▶ **Extracted text**:
Interactive effects of systemic inflammation and life stressors on treatment response of depressive disorders.

Inflammation is an important contributor in the pathophysiology of depression and recent evidence suggests that systemic inflammation and life stressors have interactive roles in depression onset. The aim of the present study was to investigate the individual and interactive effects of systemic inflammation and life stressors with short- and long-term treatment responses in outpatients with depressive disorders in a naturalistic one-year prospective design. Serum high-sensitivity C-reactive protein (hsCRP) levels were measured and number of stressful life events (SLEs) during the last 3 months were ascertained from 1094 patients at baseline. These patients received initial antidepressant monotherapy, then, for patients with an insufficient response or uncomfortable side effects, next treatment with alternative strategies were administered at every 3 weeks in the acute treatment phase (3, 6, 9, and 12 weeks) and at every 3 months in the continuation treatment phase (6, 9, and 12 months). 12-week and 12-month remission was estimated, defined as a Hamilton Depression Rating Scale score of ≤ 7. In multivariable logistic regression analyses, individual effects were found only between higher baseline serum hsCRP levels (≥ 1.0 vs. < 0.1 mg/L) and 12-week non-remission. Significant interactive effects between higher hsCRP levels and higher number of SLEs (≥ 2 vs. < 2) on both 12-week and 12-month non-remission were observed. Combining serum hsCRP levels and number of SLEs might therefore be a useful predictor for short- and long-term treatment responses in patients with depressive disorders receiving pharmacotherapy.

▶ **Problem 1**:
For the abstract above on inflammation, life stressors, and depression treatment, decide whether each statement agrees with it. Answer yes or no for each, and quote the words from the abstract that settle it.
(a) Serum hsCRP levels were measured in 1094 patients at baseline.
(b) Higher baseline hsCRP levels by themselves were associated with 12-month non-remission.
(c) Remission was defined as a Hamilton Depression Rating Scale score of 10 or less.
▶ **Problem 2**:
List every time point the abstract on inflammation and depression treatment gives for administering the next treatment, across both the acute and continuation phases.

▶ **Excerpted records**:
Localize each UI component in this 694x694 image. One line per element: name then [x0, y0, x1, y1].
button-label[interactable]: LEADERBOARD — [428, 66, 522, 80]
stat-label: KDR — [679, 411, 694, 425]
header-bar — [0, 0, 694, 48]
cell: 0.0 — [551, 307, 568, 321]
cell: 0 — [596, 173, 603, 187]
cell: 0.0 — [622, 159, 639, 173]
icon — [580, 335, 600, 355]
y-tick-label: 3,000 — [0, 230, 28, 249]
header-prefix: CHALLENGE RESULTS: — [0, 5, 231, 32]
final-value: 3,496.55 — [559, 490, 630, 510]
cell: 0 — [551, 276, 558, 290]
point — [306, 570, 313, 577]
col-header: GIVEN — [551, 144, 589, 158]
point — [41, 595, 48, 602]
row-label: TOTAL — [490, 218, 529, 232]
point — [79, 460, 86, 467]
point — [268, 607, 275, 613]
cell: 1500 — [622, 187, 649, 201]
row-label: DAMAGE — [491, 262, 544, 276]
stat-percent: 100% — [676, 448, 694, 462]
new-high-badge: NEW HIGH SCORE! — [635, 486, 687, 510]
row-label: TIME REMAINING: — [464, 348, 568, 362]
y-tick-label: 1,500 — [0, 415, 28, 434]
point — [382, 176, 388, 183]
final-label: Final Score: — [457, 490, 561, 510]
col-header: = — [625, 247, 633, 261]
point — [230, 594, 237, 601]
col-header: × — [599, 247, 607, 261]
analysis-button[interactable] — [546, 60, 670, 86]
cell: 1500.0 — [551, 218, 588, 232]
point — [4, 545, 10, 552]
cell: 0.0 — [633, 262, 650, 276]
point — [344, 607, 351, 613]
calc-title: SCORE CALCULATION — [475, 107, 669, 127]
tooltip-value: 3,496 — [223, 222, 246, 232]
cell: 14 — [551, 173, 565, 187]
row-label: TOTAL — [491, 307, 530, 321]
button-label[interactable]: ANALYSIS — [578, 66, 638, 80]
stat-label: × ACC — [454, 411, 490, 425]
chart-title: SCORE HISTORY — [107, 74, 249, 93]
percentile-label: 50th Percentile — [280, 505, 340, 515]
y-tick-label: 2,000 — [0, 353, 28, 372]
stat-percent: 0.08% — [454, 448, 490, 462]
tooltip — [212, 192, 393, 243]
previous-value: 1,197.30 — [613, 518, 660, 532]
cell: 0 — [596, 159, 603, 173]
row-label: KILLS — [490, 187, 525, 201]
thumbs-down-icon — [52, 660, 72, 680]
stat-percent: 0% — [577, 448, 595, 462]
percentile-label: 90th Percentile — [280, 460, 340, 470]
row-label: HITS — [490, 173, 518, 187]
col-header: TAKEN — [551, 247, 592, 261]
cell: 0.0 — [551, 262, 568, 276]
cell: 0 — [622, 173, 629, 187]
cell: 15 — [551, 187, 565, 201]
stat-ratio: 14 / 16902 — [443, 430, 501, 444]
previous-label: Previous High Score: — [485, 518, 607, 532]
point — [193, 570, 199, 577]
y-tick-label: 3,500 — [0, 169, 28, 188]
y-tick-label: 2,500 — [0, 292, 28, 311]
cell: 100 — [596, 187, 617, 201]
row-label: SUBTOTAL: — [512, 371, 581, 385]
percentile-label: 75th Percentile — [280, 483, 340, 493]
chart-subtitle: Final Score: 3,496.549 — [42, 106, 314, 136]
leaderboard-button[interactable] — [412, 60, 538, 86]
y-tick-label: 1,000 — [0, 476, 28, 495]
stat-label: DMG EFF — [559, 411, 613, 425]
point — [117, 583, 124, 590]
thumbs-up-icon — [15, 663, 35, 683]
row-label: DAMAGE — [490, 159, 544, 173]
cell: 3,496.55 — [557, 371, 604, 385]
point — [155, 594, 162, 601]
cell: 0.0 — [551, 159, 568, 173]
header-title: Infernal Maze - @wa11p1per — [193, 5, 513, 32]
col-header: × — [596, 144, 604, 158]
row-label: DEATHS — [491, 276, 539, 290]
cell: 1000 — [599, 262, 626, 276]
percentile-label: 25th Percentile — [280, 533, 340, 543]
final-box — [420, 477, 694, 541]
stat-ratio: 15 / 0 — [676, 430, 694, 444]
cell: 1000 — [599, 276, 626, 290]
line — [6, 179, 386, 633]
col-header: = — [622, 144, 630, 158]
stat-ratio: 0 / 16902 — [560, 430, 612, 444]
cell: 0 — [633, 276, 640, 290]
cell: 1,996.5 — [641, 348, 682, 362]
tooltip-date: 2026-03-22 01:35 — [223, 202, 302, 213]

▶ **Written reply 1**:
(a) Yes: "Serum high-sensitivity C-reactive protein (hsCRP) levels were measured and number of stressful life events (SLEs) during the last 3 months were ascertained from 1094 patients at baseline."
(b) No: "individual effects were found only between higher baseline serum hsCRP levels (≥ 1.0 vs. < 0.1 mg/L) and 12-week non-remission."
(c) No: "defined as a Hamilton Depression Rating Scale score of ≤ 7."

▶ **Written reply 2**:
3 weeks, 6 weeks, 9 weeks, 12 weeks, 6 months, 9 months, 12 months